Brief
Copy each line below exactly and leave the pictures out.

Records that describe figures
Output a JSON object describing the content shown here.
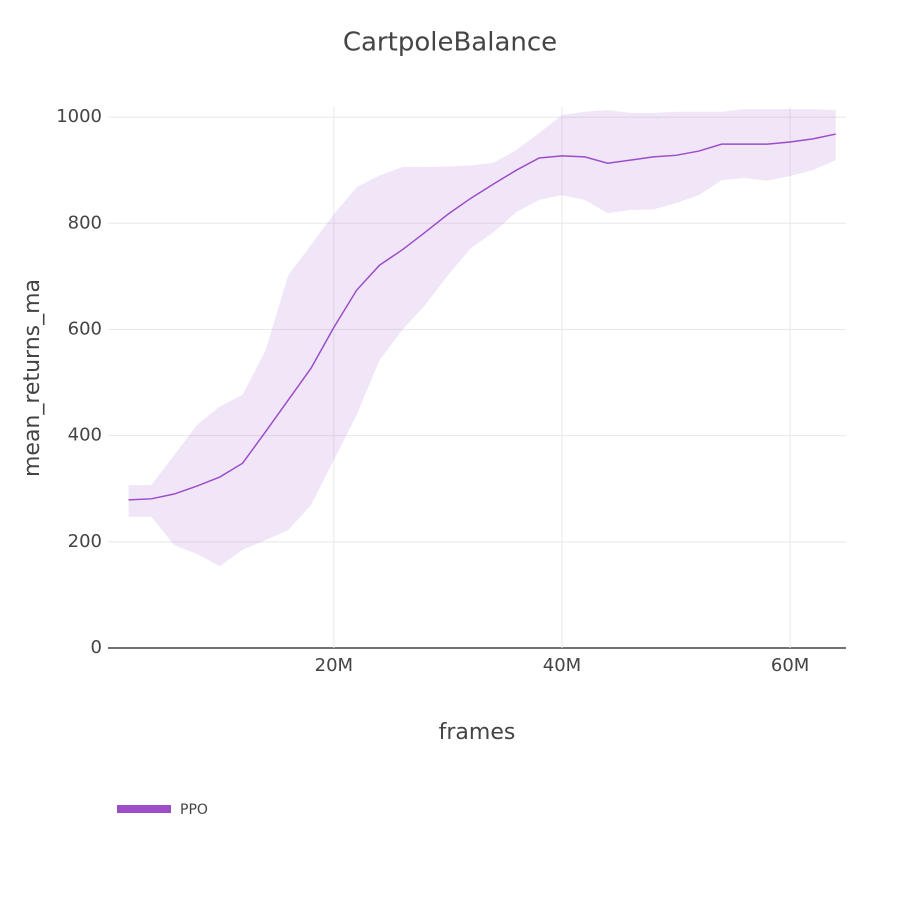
{
  "chart_data": {
    "type": "line",
    "title": "CartpoleBalance",
    "x_label": "frames",
    "y_label": "mean_returns_ma",
    "x": [
      2000000,
      4000000,
      6000000,
      8000000,
      10000000,
      12000000,
      14000000,
      16000000,
      18000000,
      20000000,
      22000000,
      24000000,
      26000000,
      28000000,
      30000000,
      32000000,
      34000000,
      36000000,
      38000000,
      40000000,
      42000000,
      44000000,
      46000000,
      48000000,
      50000000,
      52000000,
      54000000,
      56000000,
      58000000,
      60000000,
      62000000,
      64000000
    ],
    "series": [
      {
        "name": "PPO",
        "color": "#9b4dca",
        "band_color": "rgba(155,77,202,0.14)",
        "values": [
          279,
          281,
          290,
          305,
          322,
          348,
          407,
          467,
          527,
          604,
          674,
          721,
          750,
          783,
          817,
          847,
          874,
          900,
          923,
          927,
          925,
          913,
          919,
          925,
          928,
          936,
          949,
          949,
          949,
          953,
          959,
          968
        ],
        "upper": [
          307,
          307,
          363,
          420,
          455,
          477,
          560,
          702,
          759,
          817,
          868,
          890,
          906,
          906,
          907,
          909,
          914,
          938,
          970,
          1004,
          1010,
          1013,
          1008,
          1008,
          1010,
          1010,
          1010,
          1015,
          1015,
          1015,
          1015,
          1013
        ],
        "lower": [
          247,
          247,
          194,
          177,
          154,
          185,
          203,
          222,
          269,
          354,
          439,
          542,
          599,
          646,
          702,
          753,
          783,
          821,
          844,
          853,
          844,
          819,
          825,
          826,
          838,
          853,
          881,
          885,
          880,
          889,
          900,
          919
        ]
      }
    ],
    "xlim": [
      200000,
      64900000
    ],
    "ylim": [
      0,
      1019
    ],
    "xticks": [
      {
        "value": 20000000,
        "label": "20M"
      },
      {
        "value": 40000000,
        "label": "40M"
      },
      {
        "value": 60000000,
        "label": "60M"
      }
    ],
    "yticks": [
      0,
      200,
      400,
      600,
      800,
      1000
    ],
    "grid": true
  }
}
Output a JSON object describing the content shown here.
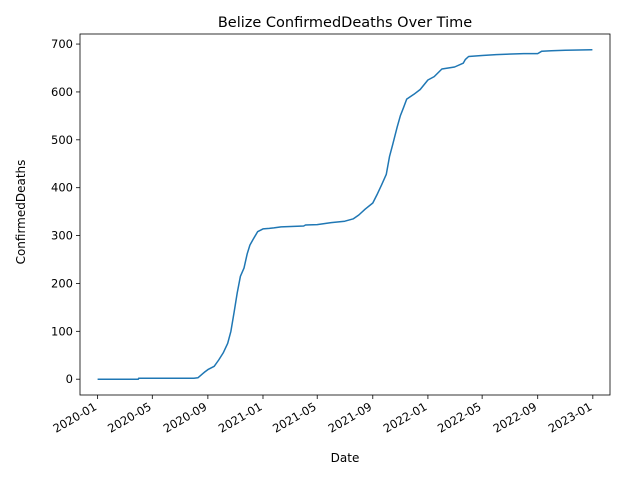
{
  "chart_data": {
    "type": "line",
    "title": "Belize  ConfirmedDeaths Over Time",
    "xlabel": "Date",
    "ylabel": "ConfirmedDeaths",
    "x_ticks": [
      "2020-01",
      "2020-05",
      "2020-09",
      "2021-01",
      "2021-05",
      "2021-09",
      "2022-01",
      "2022-05",
      "2022-09",
      "2023-01"
    ],
    "y_ticks": [
      0,
      100,
      200,
      300,
      400,
      500,
      600,
      700
    ],
    "ylim": [
      -33,
      721
    ],
    "xlim": [
      "2019-11-23",
      "2023-02-08"
    ],
    "grid": false,
    "line_color": "#1f77b4",
    "series": [
      {
        "x": [
          "2020-01-01",
          "2020-03-31",
          "2020-04-01",
          "2020-08-01",
          "2020-08-10",
          "2020-08-20",
          "2020-08-25",
          "2020-09-01",
          "2020-09-15",
          "2020-09-25",
          "2020-10-05",
          "2020-10-15",
          "2020-10-22",
          "2020-10-29",
          "2020-11-05",
          "2020-11-12",
          "2020-11-20",
          "2020-11-27",
          "2020-12-03",
          "2020-12-10",
          "2020-12-20",
          "2021-01-01",
          "2021-01-15",
          "2021-01-25",
          "2021-02-10",
          "2021-04-01",
          "2021-04-05",
          "2021-05-01",
          "2021-06-01",
          "2021-07-01",
          "2021-07-20",
          "2021-08-01",
          "2021-08-15",
          "2021-09-01",
          "2021-09-10",
          "2021-09-20",
          "2021-10-01",
          "2021-10-08",
          "2021-10-15",
          "2021-10-25",
          "2021-11-01",
          "2021-11-08",
          "2021-11-15",
          "2021-12-01",
          "2021-12-15",
          "2022-01-01",
          "2022-01-15",
          "2022-02-01",
          "2022-03-01",
          "2022-03-20",
          "2022-03-25",
          "2022-04-01",
          "2022-05-01",
          "2022-06-01",
          "2022-08-01",
          "2022-09-01",
          "2022-09-10",
          "2022-10-01",
          "2022-11-01",
          "2022-12-31"
        ],
        "values": [
          0,
          0,
          2,
          2,
          3,
          11,
          15,
          20,
          27,
          40,
          55,
          75,
          100,
          140,
          180,
          215,
          232,
          262,
          280,
          292,
          308,
          314,
          315,
          316,
          318,
          320,
          322,
          323,
          327,
          330,
          335,
          343,
          355,
          368,
          385,
          405,
          428,
          465,
          490,
          527,
          550,
          567,
          585,
          595,
          605,
          625,
          632,
          648,
          652,
          660,
          668,
          674,
          676,
          678,
          680,
          680,
          685,
          686,
          687,
          688
        ]
      }
    ]
  }
}
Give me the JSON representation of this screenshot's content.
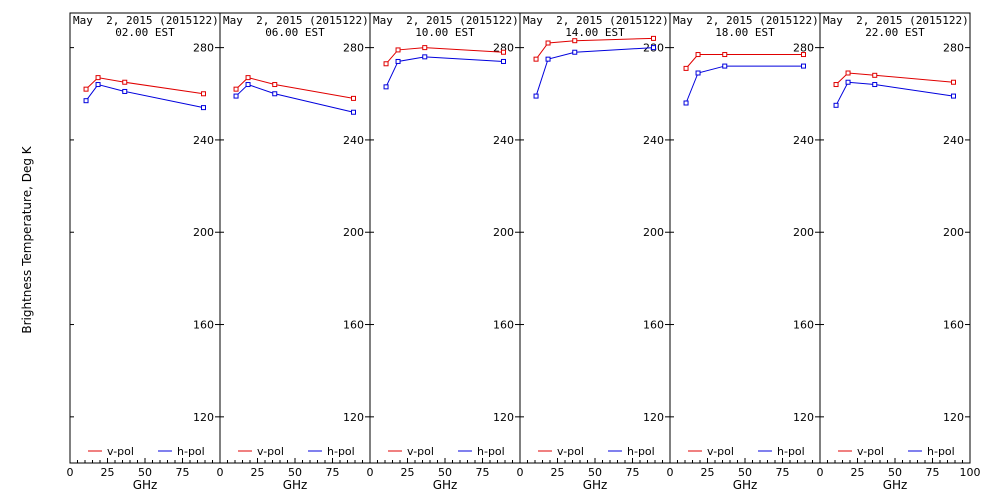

Response
Output a JSON object describing the content shown here.
{
  "chart_data": {
    "type": "line",
    "title": "CartpoleBalance",
    "x_label": "frames",
    "y_label": "mean_returns_ma",
    "x": [
      2000000,
      4000000,
      6000000,
      8000000,
      10000000,
      12000000,
      14000000,
      16000000,
      18000000,
      20000000,
      22000000,
      24000000,
      26000000,
      28000000,
      30000000,
      32000000,
      34000000,
      36000000,
      38000000,
      40000000,
      42000000,
      44000000,
      46000000,
      48000000,
      50000000,
      52000000,
      54000000,
      56000000,
      58000000,
      60000000,
      62000000,
      64000000
    ],
    "series": [
      {
        "name": "PPO",
        "color": "#9b4dca",
        "band_color": "rgba(155,77,202,0.14)",
        "values": [
          279,
          281,
          290,
          305,
          322,
          348,
          407,
          467,
          527,
          604,
          674,
          721,
          750,
          783,
          817,
          847,
          874,
          900,
          923,
          927,
          925,
          913,
          919,
          925,
          928,
          936,
          949,
          949,
          949,
          953,
          959,
          968
        ],
        "upper": [
          307,
          307,
          363,
          420,
          455,
          477,
          560,
          702,
          759,
          817,
          868,
          890,
          906,
          906,
          907,
          909,
          914,
          938,
          970,
          1004,
          1010,
          1013,
          1008,
          1008,
          1010,
          1010,
          1010,
          1015,
          1015,
          1015,
          1015,
          1013
        ],
        "lower": [
          247,
          247,
          194,
          177,
          154,
          185,
          203,
          222,
          269,
          354,
          439,
          542,
          599,
          646,
          702,
          753,
          783,
          821,
          844,
          853,
          844,
          819,
          825,
          826,
          838,
          853,
          881,
          885,
          880,
          889,
          900,
          919
        ]
      }
    ],
    "xlim": [
      200000,
      64900000
    ],
    "ylim": [
      0,
      1019
    ],
    "xticks": [
      {
        "value": 20000000,
        "label": "20M"
      },
      {
        "value": 40000000,
        "label": "40M"
      },
      {
        "value": 60000000,
        "label": "60M"
      }
    ],
    "yticks": [
      0,
      200,
      400,
      600,
      800,
      1000
    ],
    "grid": true
  }
}
Output a JSON object describing the content shown here.
{
  "chart_data": {
    "type": "line",
    "title": "Belize  ConfirmedDeaths Over Time",
    "xlabel": "Date",
    "ylabel": "ConfirmedDeaths",
    "x_ticks": [
      "2020-01",
      "2020-05",
      "2020-09",
      "2021-01",
      "2021-05",
      "2021-09",
      "2022-01",
      "2022-05",
      "2022-09",
      "2023-01"
    ],
    "y_ticks": [
      0,
      100,
      200,
      300,
      400,
      500,
      600,
      700
    ],
    "ylim": [
      -33,
      721
    ],
    "xlim": [
      "2019-11-23",
      "2023-02-08"
    ],
    "grid": false,
    "line_color": "#1f77b4",
    "series": [
      {
        "x": [
          "2020-01-01",
          "2020-03-31",
          "2020-04-01",
          "2020-08-01",
          "2020-08-10",
          "2020-08-20",
          "2020-08-25",
          "2020-09-01",
          "2020-09-15",
          "2020-09-25",
          "2020-10-05",
          "2020-10-15",
          "2020-10-22",
          "2020-10-29",
          "2020-11-05",
          "2020-11-12",
          "2020-11-20",
          "2020-11-27",
          "2020-12-03",
          "2020-12-10",
          "2020-12-20",
          "2021-01-01",
          "2021-01-15",
          "2021-01-25",
          "2021-02-10",
          "2021-04-01",
          "2021-04-05",
          "2021-05-01",
          "2021-06-01",
          "2021-07-01",
          "2021-07-20",
          "2021-08-01",
          "2021-08-15",
          "2021-09-01",
          "2021-09-10",
          "2021-09-20",
          "2021-10-01",
          "2021-10-08",
          "2021-10-15",
          "2021-10-25",
          "2021-11-01",
          "2021-11-08",
          "2021-11-15",
          "2021-12-01",
          "2021-12-15",
          "2022-01-01",
          "2022-01-15",
          "2022-02-01",
          "2022-03-01",
          "2022-03-20",
          "2022-03-25",
          "2022-04-01",
          "2022-05-01",
          "2022-06-01",
          "2022-08-01",
          "2022-09-01",
          "2022-09-10",
          "2022-10-01",
          "2022-11-01",
          "2022-12-31"
        ],
        "values": [
          0,
          0,
          2,
          2,
          3,
          11,
          15,
          20,
          27,
          40,
          55,
          75,
          100,
          140,
          180,
          215,
          232,
          262,
          280,
          292,
          308,
          314,
          315,
          316,
          318,
          320,
          322,
          323,
          327,
          330,
          335,
          343,
          355,
          368,
          385,
          405,
          428,
          465,
          490,
          527,
          550,
          567,
          585,
          595,
          605,
          625,
          632,
          648,
          652,
          660,
          668,
          674,
          676,
          678,
          680,
          680,
          685,
          686,
          687,
          688
        ]
      }
    ]
  }
}
Give me the JSON representation of this screenshot's content.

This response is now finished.